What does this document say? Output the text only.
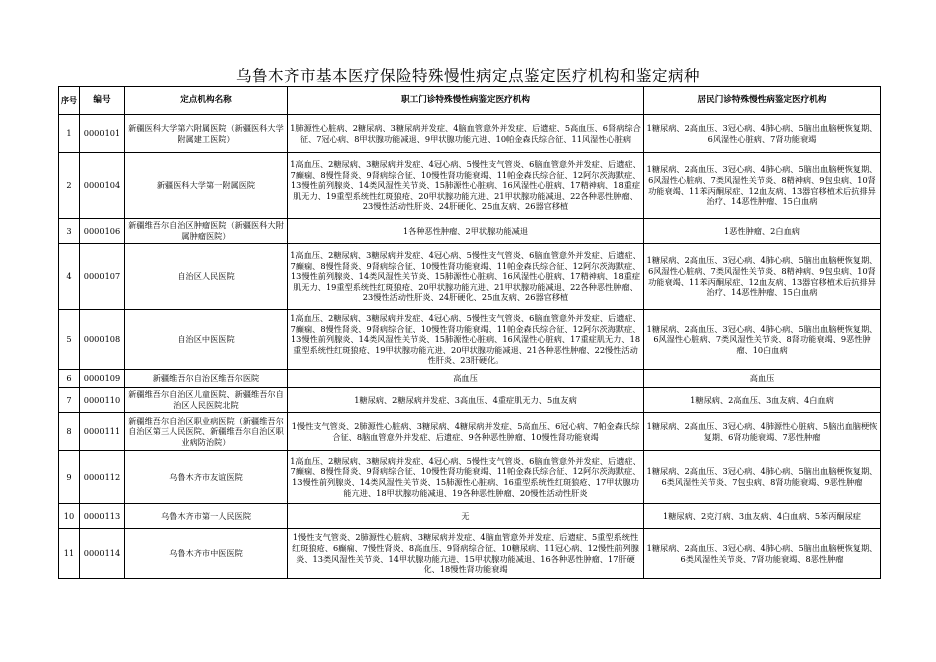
乌鲁木齐市基本医疗保险特殊慢性病定点鉴定医疗机构和鉴定病种
序号	编号	定点机构名称	职工门诊特殊慢性病鉴定医疗机构	居民门诊特殊慢性病鉴定医疗机构
1	0000101	新疆医科大学第六附属医院（新疆医科大学附属建工医院）	1肺源性心脏病、2糖尿病、3糖尿病并发症、4脑血管意外并发症、后遗症、5高血压、6肾病综合征、7冠心病、8甲状腺功能减退、9甲状腺功能亢进、10帕金森氏综合征、11风湿性心脏病	1糖尿病、2高血压、3冠心病、4肺心病、5脑出血脑梗恢复期、6风湿性心脏病、7肾功能衰竭
2	0000104	新疆医科大学第一附属医院	1高血压、2糖尿病、3糖尿病并发症、4冠心病、5慢性支气管炎、6脑血管意外并发症、后遗症、7癫痫、8慢性肾炎、9肾病综合征、10慢性肾功能衰竭、11帕金森氏综合征、12阿尔茨海默症、13慢性前列腺炎、14类风湿性关节炎、15肺源性心脏病、16风湿性心脏病、17精神病、18重症肌无力、19重型系统性红斑狼疮、20甲状腺功能亢进、21甲状腺功能减退、22各种恶性肿瘤、23慢性活动性肝炎、24肝硬化、25血友病、26器官移植	1糖尿病、2高血压、3冠心病、4肺心病、5脑出血脑梗恢复期、6风湿性心脏病、7类风湿性关节炎、8精神病、9包虫病、10肾功能衰竭、11苯丙酮尿症、12血友病、13器官移植术后抗排异治疗、14恶性肿瘤、15白血病
3	0000106	新疆维吾尔自治区肿瘤医院（新疆医科大附属肿瘤医院）	1各种恶性肿瘤、2甲状腺功能减退	1恶性肿瘤、2白血病
4	0000107	自治区人民医院	1高血压、2糖尿病、3糖尿病并发症、4冠心病、5慢性支气管炎、6脑血管意外并发症、后遗症、7癫痫、8慢性肾炎、9肾病综合征、10慢性肾功能衰竭、11帕金森氏综合征、12阿尔茨海默症、13慢性前列腺炎、14类风湿性关节炎、15肺源性心脏病、16风湿性心脏病、17精神病、18重症肌无力、19重型系统性红斑狼疮、20甲状腺功能亢进、21甲状腺功能减退、22各种恶性肿瘤、23慢性活动性肝炎、24肝硬化、25血友病、26器官移植	1糖尿病、2高血压、3冠心病、4肺心病、5脑出血脑梗恢复期、6风湿性心脏病、7类风湿性关节炎、8精神病、9包虫病、10肾功能衰竭、11苯丙酮尿症、12血友病、13器官移植术后抗排异治疗、14恶性肿瘤、15白血病
5	0000108	自治区中医医院	1高血压、2糖尿病、3糖尿病并发症、4冠心病、5慢性支气管炎、6脑血管意外并发症、后遗症、7癫痫、8慢性肾炎、9肾病综合征、10慢性肾功能衰竭、11帕金森氏综合征、12阿尔茨海默症、13慢性前列腺炎、14类风湿性关节炎、15肺源性心脏病、16风湿性心脏病、17重症肌无力、18重型系统性红斑狼疮、19甲状腺功能亢进、20甲状腺功能减退、21各种恶性肿瘤、22慢性活动性肝炎、23肝硬化。	1糖尿病、2高血压、3冠心病、4肺心病、5脑出血脑梗恢复期、6风湿性心脏病、7类风湿性关节炎、8肾功能衰竭、9恶性肿瘤、10白血病
6	0000109	新疆维吾尔自治区维吾尔医院	高血压	高血压
7	0000110	新疆维吾尔自治区儿童医院、新疆维吾尔自治区人民医院北院	1糖尿病、2糖尿病并发症、3高血压、4重症肌无力、5血友病	1糖尿病、2高血压、3血友病、4白血病
8	0000111	新疆维吾尔自治区职业病医院（新疆维吾尔自治区第三人民医院、新疆维吾尔自治区职业病防治院）	1慢性支气管炎、2肺源性心脏病、3糖尿病、4糖尿病并发症、5高血压、6冠心病、7帕金森氏综合征、8脑血管意外并发症、后遗症、9各种恶性肿瘤、10慢性肾功能衰竭	1糖尿病、2高血压、3冠心病、4肺源性心脏病、5脑出血脑梗恢复期、6肾功能衰竭、7恶性肿瘤
9	0000112	乌鲁木齐市友谊医院	1高血压、2糖尿病、3糖尿病并发症、4冠心病、5慢性支气管炎、6脑血管意外并发症、后遗症、7癫痫、8慢性肾炎、9肾病综合征、10慢性肾功能衰竭、11帕金森氏综合征、12阿尔茨海默症、13慢性前列腺炎、14类风湿性关节炎、15肺源性心脏病、16重型系统性红斑狼疮、17甲状腺功能亢进、18甲状腺功能减退、19各种恶性肿瘤、20慢性活动性肝炎	1糖尿病、2高血压、3冠心病、4肺心病、5脑出血脑梗恢复期、6类风湿性关节炎、7包虫病、8肾功能衰竭、9恶性肿瘤
10	0000113	乌鲁木齐市第一人民医院	无	1糖尿病、2克汀病、3血友病、4白血病、5苯丙酮尿症
11	0000114	乌鲁木齐市中医医院	1慢性支气管炎、2肺源性心脏病、3糖尿病并发症、4脑血管意外并发症、后遗症、5重型系统性红斑狼疮、6癫痫、7慢性肾炎、8高血压、9肾病综合征、10糖尿病、11冠心病、12慢性前列腺炎、13类风湿性关节炎、14甲状腺功能亢进、15甲状腺功能减退、16各种恶性肿瘤、17肝硬化、18慢性肾功能衰竭	1糖尿病、2高血压、3冠心病、4肺心病、5脑出血脑梗恢复期、6类风湿性关节炎、7肾功能衰竭、8恶性肿瘤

=-=-=-=-=

**Problem**.
Transcribe the listing in full and omit the pictures.

**Finished exercise**.
What does this document say? Output the text only.
乌鲁木齐市基本医疗保险特殊慢性病定点鉴定医疗机构和鉴定病种
序号	编号	定点机构名称	职工门诊特殊慢性病鉴定医疗机构	居民门诊特殊慢性病鉴定医疗机构
1	0000101	新疆医科大学第六附属医院（新疆医科大学附属建工医院）	1肺源性心脏病、2糖尿病、3糖尿病并发症、4脑血管意外并发症、后遗症、5高血压、6肾病综合征、7冠心病、8甲状腺功能减退、9甲状腺功能亢进、10帕金森氏综合征、11风湿性心脏病	1糖尿病、2高血压、3冠心病、4肺心病、5脑出血脑梗恢复期、6风湿性心脏病、7肾功能衰竭
2	0000104	新疆医科大学第一附属医院	1高血压、2糖尿病、3糖尿病并发症、4冠心病、5慢性支气管炎、6脑血管意外并发症、后遗症、7癫痫、8慢性肾炎、9肾病综合征、10慢性肾功能衰竭、11帕金森氏综合征、12阿尔茨海默症、13慢性前列腺炎、14类风湿性关节炎、15肺源性心脏病、16风湿性心脏病、17精神病、18重症肌无力、19重型系统性红斑狼疮、20甲状腺功能亢进、21甲状腺功能减退、22各种恶性肿瘤、23慢性活动性肝炎、24肝硬化、25血友病、26器官移植	1糖尿病、2高血压、3冠心病、4肺心病、5脑出血脑梗恢复期、6风湿性心脏病、7类风湿性关节炎、8精神病、9包虫病、10肾功能衰竭、11苯丙酮尿症、12血友病、13器官移植术后抗排异治疗、14恶性肿瘤、15白血病
3	0000106	新疆维吾尔自治区肿瘤医院（新疆医科大附属肿瘤医院）	1各种恶性肿瘤、2甲状腺功能减退	1恶性肿瘤、2白血病
4	0000107	自治区人民医院	1高血压、2糖尿病、3糖尿病并发症、4冠心病、5慢性支气管炎、6脑血管意外并发症、后遗症、7癫痫、8慢性肾炎、9肾病综合征、10慢性肾功能衰竭、11帕金森氏综合征、12阿尔茨海默症、13慢性前列腺炎、14类风湿性关节炎、15肺源性心脏病、16风湿性心脏病、17精神病、18重症肌无力、19重型系统性红斑狼疮、20甲状腺功能亢进、21甲状腺功能减退、22各种恶性肿瘤、23慢性活动性肝炎、24肝硬化、25血友病、26器官移植	1糖尿病、2高血压、3冠心病、4肺心病、5脑出血脑梗恢复期、6风湿性心脏病、7类风湿性关节炎、8精神病、9包虫病、10肾功能衰竭、11苯丙酮尿症、12血友病、13器官移植术后抗排异治疗、14恶性肿瘤、15白血病
5	0000108	自治区中医医院	1高血压、2糖尿病、3糖尿病并发症、4冠心病、5慢性支气管炎、6脑血管意外并发症、后遗症、7癫痫、8慢性肾炎、9肾病综合征、10慢性肾功能衰竭、11帕金森氏综合征、12阿尔茨海默症、13慢性前列腺炎、14类风湿性关节炎、15肺源性心脏病、16风湿性心脏病、17重症肌无力、18重型系统性红斑狼疮、19甲状腺功能亢进、20甲状腺功能减退、21各种恶性肿瘤、22慢性活动性肝炎、23肝硬化。	1糖尿病、2高血压、3冠心病、4肺心病、5脑出血脑梗恢复期、6风湿性心脏病、7类风湿性关节炎、8肾功能衰竭、9恶性肿瘤、10白血病
6	0000109	新疆维吾尔自治区维吾尔医院	高血压	高血压
7	0000110	新疆维吾尔自治区儿童医院、新疆维吾尔自治区人民医院北院	1糖尿病、2糖尿病并发症、3高血压、4重症肌无力、5血友病	1糖尿病、2高血压、3血友病、4白血病
8	0000111	新疆维吾尔自治区职业病医院（新疆维吾尔自治区第三人民医院、新疆维吾尔自治区职业病防治院）	1慢性支气管炎、2肺源性心脏病、3糖尿病、4糖尿病并发症、5高血压、6冠心病、7帕金森氏综合征、8脑血管意外并发症、后遗症、9各种恶性肿瘤、10慢性肾功能衰竭	1糖尿病、2高血压、3冠心病、4肺源性心脏病、5脑出血脑梗恢复期、6肾功能衰竭、7恶性肿瘤
9	0000112	乌鲁木齐市友谊医院	1高血压、2糖尿病、3糖尿病并发症、4冠心病、5慢性支气管炎、6脑血管意外并发症、后遗症、7癫痫、8慢性肾炎、9肾病综合征、10慢性肾功能衰竭、11帕金森氏综合征、12阿尔茨海默症、13慢性前列腺炎、14类风湿性关节炎、15肺源性心脏病、16重型系统性红斑狼疮、17甲状腺功能亢进、18甲状腺功能减退、19各种恶性肿瘤、20慢性活动性肝炎	1糖尿病、2高血压、3冠心病、4肺心病、5脑出血脑梗恢复期、6类风湿性关节炎、7包虫病、8肾功能衰竭、9恶性肿瘤
10	0000113	乌鲁木齐市第一人民医院	无	1糖尿病、2克汀病、3血友病、4白血病、5苯丙酮尿症
11	0000114	乌鲁木齐市中医医院	1慢性支气管炎、2肺源性心脏病、3糖尿病并发症、4脑血管意外并发症、后遗症、5重型系统性红斑狼疮、6癫痫、7慢性肾炎、8高血压、9肾病综合征、10糖尿病、11冠心病、12慢性前列腺炎、13类风湿性关节炎、14甲状腺功能亢进、15甲状腺功能减退、16各种恶性肿瘤、17肝硬化、18慢性肾功能衰竭	1糖尿病、2高血压、3冠心病、4肺心病、5脑出血脑梗恢复期、6类风湿性关节炎、7肾功能衰竭、8恶性肿瘤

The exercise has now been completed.